- Data extract
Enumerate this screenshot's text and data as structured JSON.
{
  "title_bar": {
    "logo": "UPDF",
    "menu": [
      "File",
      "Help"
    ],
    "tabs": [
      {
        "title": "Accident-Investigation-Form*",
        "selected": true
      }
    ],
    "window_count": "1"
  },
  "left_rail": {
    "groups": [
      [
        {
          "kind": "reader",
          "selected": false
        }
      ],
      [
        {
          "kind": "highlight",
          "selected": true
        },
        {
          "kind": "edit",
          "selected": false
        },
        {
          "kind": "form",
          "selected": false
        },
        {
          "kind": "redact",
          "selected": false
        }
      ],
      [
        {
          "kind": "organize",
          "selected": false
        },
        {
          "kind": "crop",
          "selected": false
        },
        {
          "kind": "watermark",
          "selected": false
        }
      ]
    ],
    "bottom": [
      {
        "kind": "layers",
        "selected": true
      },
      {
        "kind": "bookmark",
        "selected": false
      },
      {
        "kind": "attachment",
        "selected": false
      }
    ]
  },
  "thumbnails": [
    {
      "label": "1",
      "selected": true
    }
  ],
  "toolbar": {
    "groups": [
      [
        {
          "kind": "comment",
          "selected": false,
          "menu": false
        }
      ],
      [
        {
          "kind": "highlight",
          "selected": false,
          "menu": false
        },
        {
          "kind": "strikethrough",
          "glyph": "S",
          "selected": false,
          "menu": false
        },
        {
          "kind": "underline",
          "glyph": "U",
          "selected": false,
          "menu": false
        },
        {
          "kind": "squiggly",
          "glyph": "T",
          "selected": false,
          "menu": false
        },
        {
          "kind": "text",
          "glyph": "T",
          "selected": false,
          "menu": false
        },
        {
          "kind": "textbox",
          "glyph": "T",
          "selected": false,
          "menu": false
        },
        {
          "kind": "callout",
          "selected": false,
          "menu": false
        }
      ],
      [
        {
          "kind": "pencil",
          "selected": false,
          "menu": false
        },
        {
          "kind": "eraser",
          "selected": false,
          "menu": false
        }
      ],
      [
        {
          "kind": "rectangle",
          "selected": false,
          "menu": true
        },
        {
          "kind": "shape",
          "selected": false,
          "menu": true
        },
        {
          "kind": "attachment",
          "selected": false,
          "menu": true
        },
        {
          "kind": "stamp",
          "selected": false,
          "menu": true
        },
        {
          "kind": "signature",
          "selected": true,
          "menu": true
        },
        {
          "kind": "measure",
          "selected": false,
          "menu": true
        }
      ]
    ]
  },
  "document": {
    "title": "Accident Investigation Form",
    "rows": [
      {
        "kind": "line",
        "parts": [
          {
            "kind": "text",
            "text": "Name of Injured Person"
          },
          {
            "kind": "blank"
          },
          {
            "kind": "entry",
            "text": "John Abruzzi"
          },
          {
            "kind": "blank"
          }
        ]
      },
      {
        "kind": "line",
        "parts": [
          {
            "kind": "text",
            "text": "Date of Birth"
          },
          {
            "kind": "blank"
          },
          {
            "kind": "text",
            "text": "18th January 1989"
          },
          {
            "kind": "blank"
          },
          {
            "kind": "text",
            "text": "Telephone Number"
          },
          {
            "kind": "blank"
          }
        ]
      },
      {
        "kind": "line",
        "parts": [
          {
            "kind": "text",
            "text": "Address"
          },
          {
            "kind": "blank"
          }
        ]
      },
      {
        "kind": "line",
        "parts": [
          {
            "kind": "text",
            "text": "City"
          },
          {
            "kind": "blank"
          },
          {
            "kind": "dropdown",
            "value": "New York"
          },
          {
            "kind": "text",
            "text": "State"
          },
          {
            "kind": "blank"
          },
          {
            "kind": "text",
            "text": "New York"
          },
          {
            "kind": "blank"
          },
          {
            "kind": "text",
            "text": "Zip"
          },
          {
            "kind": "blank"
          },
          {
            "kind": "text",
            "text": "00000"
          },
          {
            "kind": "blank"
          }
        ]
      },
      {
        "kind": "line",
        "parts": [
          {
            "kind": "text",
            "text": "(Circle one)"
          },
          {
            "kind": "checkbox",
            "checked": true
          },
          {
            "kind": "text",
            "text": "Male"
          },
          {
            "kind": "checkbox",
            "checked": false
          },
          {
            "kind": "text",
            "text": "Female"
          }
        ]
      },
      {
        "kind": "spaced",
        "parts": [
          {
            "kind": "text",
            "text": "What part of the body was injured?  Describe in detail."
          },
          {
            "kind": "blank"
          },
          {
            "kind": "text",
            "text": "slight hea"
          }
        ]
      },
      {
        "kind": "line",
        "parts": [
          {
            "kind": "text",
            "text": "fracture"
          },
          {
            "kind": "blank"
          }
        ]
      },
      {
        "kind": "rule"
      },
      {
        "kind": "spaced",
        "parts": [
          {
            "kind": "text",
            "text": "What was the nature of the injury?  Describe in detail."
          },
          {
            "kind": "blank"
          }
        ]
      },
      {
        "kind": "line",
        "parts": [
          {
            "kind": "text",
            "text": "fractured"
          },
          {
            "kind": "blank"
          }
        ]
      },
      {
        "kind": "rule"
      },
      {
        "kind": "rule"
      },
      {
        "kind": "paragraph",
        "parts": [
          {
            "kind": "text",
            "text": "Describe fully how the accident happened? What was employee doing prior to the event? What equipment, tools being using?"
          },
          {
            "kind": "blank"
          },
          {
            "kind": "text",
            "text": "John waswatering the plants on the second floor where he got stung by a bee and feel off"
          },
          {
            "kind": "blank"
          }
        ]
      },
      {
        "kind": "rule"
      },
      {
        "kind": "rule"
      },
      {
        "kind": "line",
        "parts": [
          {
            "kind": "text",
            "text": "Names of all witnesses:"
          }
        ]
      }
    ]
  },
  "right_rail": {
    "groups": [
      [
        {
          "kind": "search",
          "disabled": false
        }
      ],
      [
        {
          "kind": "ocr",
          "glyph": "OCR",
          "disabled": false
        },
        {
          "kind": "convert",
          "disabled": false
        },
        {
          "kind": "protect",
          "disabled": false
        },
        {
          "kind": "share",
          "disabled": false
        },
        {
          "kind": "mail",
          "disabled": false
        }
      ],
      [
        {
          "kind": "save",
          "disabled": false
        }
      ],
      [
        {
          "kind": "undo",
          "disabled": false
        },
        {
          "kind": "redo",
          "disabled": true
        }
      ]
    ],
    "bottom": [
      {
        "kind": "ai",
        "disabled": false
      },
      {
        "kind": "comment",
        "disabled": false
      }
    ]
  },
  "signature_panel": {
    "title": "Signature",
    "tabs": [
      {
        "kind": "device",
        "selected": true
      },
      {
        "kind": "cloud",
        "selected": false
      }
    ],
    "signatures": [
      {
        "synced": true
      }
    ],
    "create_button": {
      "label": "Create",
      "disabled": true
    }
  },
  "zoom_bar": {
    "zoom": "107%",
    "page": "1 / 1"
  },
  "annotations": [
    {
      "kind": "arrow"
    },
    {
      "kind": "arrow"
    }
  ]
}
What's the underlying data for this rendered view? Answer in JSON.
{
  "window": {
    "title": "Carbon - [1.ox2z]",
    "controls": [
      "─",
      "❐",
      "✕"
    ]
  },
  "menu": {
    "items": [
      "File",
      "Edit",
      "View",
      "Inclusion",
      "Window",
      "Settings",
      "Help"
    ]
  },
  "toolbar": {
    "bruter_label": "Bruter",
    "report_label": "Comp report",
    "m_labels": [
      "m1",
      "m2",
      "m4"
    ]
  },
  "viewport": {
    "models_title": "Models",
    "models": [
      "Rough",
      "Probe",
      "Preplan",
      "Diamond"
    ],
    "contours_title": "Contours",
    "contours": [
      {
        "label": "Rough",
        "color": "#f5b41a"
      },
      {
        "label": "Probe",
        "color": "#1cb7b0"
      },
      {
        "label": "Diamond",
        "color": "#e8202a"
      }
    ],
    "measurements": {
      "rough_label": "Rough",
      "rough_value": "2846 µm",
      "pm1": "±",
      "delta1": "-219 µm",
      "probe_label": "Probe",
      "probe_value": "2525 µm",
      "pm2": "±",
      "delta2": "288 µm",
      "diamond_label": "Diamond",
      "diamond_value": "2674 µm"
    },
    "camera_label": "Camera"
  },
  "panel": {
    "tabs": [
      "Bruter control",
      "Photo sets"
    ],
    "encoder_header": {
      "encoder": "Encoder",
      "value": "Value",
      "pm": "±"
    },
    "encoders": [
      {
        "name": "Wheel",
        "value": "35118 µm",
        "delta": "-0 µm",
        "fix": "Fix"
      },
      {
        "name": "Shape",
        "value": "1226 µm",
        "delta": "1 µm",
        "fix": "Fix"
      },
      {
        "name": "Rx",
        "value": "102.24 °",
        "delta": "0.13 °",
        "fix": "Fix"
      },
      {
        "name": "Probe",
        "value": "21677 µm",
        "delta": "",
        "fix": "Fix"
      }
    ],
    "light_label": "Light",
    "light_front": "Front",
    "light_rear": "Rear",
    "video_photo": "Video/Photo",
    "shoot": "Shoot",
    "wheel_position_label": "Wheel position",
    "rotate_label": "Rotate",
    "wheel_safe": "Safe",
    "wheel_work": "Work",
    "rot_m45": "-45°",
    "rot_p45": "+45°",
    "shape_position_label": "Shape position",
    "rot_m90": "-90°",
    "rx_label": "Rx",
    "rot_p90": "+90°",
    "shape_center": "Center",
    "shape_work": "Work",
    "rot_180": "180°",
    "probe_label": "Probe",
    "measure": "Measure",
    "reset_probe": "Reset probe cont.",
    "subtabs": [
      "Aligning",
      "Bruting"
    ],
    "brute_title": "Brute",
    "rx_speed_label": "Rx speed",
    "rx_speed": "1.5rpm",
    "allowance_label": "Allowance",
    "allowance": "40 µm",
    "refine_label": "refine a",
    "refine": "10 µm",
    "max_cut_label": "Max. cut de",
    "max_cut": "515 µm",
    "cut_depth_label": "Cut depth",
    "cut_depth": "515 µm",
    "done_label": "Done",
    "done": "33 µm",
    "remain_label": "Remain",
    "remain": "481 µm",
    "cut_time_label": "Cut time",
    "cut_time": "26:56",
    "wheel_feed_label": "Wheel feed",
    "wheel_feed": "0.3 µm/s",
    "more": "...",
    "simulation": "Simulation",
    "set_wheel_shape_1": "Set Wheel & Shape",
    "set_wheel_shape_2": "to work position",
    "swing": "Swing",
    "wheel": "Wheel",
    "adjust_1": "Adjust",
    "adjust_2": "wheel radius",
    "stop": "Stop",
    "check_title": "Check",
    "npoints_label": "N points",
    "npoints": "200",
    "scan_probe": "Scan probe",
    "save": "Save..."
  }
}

- Aim of the task
Copy whichever lines in the listing above contain the word "detail".

- The output
            "text": "What part of the body was injured?  Describe in detail."
            "text": "What was the nature of the injury?  Describe in detail."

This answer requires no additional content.